§ Directive
Repeat everything in the material exactly.

** begin **

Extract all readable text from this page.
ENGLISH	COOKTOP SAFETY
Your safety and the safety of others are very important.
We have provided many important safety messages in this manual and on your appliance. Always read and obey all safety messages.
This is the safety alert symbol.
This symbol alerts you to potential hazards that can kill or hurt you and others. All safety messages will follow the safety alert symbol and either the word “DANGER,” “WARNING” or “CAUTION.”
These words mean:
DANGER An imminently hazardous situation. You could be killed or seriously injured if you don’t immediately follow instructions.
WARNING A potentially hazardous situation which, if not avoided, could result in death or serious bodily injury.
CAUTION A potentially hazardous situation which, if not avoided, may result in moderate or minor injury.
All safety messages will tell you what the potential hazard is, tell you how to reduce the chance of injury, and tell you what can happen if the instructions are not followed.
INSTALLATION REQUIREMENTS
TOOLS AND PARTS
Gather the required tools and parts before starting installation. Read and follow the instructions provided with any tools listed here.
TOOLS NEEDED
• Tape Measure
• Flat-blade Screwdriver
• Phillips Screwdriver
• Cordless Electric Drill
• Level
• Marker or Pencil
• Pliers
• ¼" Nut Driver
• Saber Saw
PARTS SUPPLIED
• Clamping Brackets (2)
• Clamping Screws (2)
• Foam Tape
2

** end **

§ Solution
Extract all readable text from this page.
ENGLISH	COOKTOP SAFETY
Your safety and the safety of others are very important.
We have provided many important safety messages in this manual and on your appliance. Always read and obey all safety messages.
This is the safety alert symbol.
This symbol alerts you to potential hazards that can kill or hurt you and others. All safety messages will follow the safety alert symbol and either the word “DANGER,” “WARNING” or “CAUTION.”
These words mean:
DANGER An imminently hazardous situation. You could be killed or seriously injured if you don’t immediately follow instructions.
WARNING A potentially hazardous situation which, if not avoided, could result in death or serious bodily injury.
CAUTION A potentially hazardous situation which, if not avoided, may result in moderate or minor injury.
All safety messages will tell you what the potential hazard is, tell you how to reduce the chance of injury, and tell you what can happen if the instructions are not followed.
INSTALLATION REQUIREMENTS
TOOLS AND PARTS
Gather the required tools and parts before starting installation. Read and follow the instructions provided with any tools listed here.
TOOLS NEEDED
• Tape Measure
• Flat-blade Screwdriver
• Phillips Screwdriver
• Cordless Electric Drill
• Level
• Marker or Pencil
• Pliers
• ¼" Nut Driver
• Saber Saw
PARTS SUPPLIED
• Clamping Brackets (2)
• Clamping Screws (2)
• Foam Tape
2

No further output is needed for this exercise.